## Task
How many lines in the entries below contain the string "wallpaper", matching case exactly? Reply with the number alone.

[Dataset rows]
* BEGIN *

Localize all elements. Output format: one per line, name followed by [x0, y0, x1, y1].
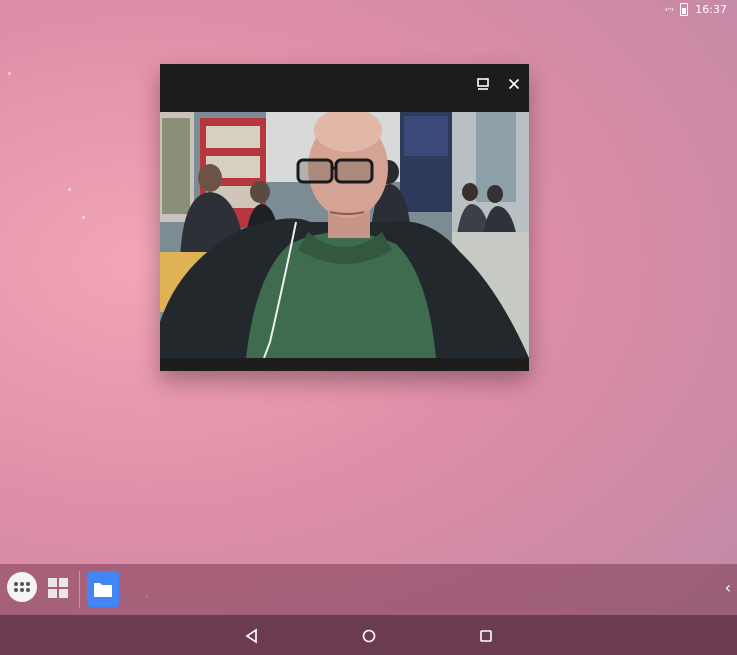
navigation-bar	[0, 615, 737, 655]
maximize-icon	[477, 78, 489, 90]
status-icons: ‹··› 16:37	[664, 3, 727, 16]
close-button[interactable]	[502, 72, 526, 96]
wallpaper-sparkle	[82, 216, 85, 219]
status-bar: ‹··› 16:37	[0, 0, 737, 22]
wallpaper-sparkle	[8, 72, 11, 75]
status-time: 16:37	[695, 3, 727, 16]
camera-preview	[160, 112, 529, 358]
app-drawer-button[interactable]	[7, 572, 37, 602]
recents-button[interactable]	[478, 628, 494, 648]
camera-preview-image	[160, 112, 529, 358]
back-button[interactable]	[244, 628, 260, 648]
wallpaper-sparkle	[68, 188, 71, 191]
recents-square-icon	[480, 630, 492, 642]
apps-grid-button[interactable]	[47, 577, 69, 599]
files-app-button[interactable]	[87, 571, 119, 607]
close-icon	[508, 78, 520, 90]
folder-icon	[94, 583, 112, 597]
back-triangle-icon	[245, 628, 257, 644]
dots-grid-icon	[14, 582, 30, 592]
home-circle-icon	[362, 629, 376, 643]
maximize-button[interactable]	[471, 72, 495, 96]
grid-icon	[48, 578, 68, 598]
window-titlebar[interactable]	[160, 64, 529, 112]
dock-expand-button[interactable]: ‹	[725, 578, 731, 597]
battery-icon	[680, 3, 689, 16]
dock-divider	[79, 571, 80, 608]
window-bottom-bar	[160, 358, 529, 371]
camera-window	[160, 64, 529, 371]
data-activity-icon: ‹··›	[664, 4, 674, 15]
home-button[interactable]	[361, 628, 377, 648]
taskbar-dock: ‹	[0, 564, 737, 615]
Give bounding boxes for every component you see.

* END *

## Solution
3